- **Stored rows**:
——————————

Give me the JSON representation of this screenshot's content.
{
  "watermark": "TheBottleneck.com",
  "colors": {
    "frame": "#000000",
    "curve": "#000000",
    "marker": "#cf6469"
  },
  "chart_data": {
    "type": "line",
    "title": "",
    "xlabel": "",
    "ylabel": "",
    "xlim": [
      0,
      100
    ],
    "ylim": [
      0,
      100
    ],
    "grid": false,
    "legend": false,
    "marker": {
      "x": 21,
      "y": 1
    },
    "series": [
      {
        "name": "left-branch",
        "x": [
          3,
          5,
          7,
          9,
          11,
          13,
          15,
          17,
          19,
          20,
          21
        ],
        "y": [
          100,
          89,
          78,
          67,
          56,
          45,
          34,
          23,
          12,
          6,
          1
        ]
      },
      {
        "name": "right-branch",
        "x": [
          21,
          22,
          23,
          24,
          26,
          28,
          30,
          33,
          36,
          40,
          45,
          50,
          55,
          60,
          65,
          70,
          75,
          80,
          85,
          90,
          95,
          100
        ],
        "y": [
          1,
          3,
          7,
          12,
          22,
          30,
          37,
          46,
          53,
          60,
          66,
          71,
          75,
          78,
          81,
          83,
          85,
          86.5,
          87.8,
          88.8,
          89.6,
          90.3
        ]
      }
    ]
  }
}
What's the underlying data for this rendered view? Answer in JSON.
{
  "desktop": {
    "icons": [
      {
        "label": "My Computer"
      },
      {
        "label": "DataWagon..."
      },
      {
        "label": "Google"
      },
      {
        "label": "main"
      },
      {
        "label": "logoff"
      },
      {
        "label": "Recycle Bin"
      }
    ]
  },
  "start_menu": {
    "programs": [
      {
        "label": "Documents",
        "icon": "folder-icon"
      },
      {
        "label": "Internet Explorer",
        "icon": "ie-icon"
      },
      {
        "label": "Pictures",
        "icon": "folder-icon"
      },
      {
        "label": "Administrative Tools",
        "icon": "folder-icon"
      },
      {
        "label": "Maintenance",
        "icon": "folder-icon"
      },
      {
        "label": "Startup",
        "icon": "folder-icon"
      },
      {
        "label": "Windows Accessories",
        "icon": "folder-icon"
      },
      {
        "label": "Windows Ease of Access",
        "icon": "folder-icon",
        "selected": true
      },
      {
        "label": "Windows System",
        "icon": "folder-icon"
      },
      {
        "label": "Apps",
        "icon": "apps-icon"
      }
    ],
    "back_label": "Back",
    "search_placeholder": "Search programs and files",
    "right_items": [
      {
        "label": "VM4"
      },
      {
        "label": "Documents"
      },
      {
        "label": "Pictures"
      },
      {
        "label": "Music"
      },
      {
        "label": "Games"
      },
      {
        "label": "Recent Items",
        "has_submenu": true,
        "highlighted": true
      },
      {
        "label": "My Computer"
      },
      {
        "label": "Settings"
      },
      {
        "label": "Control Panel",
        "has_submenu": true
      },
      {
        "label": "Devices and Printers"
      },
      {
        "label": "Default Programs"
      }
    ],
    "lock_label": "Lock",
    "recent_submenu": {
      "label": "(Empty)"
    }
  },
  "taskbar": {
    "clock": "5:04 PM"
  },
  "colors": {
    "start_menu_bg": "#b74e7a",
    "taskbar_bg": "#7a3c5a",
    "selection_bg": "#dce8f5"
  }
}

——————————

- **Aim**:
The word "JSON" may occur in lines of the records. Report how many such lines there are, giving only the number.

- **Solution to the exercise**:
2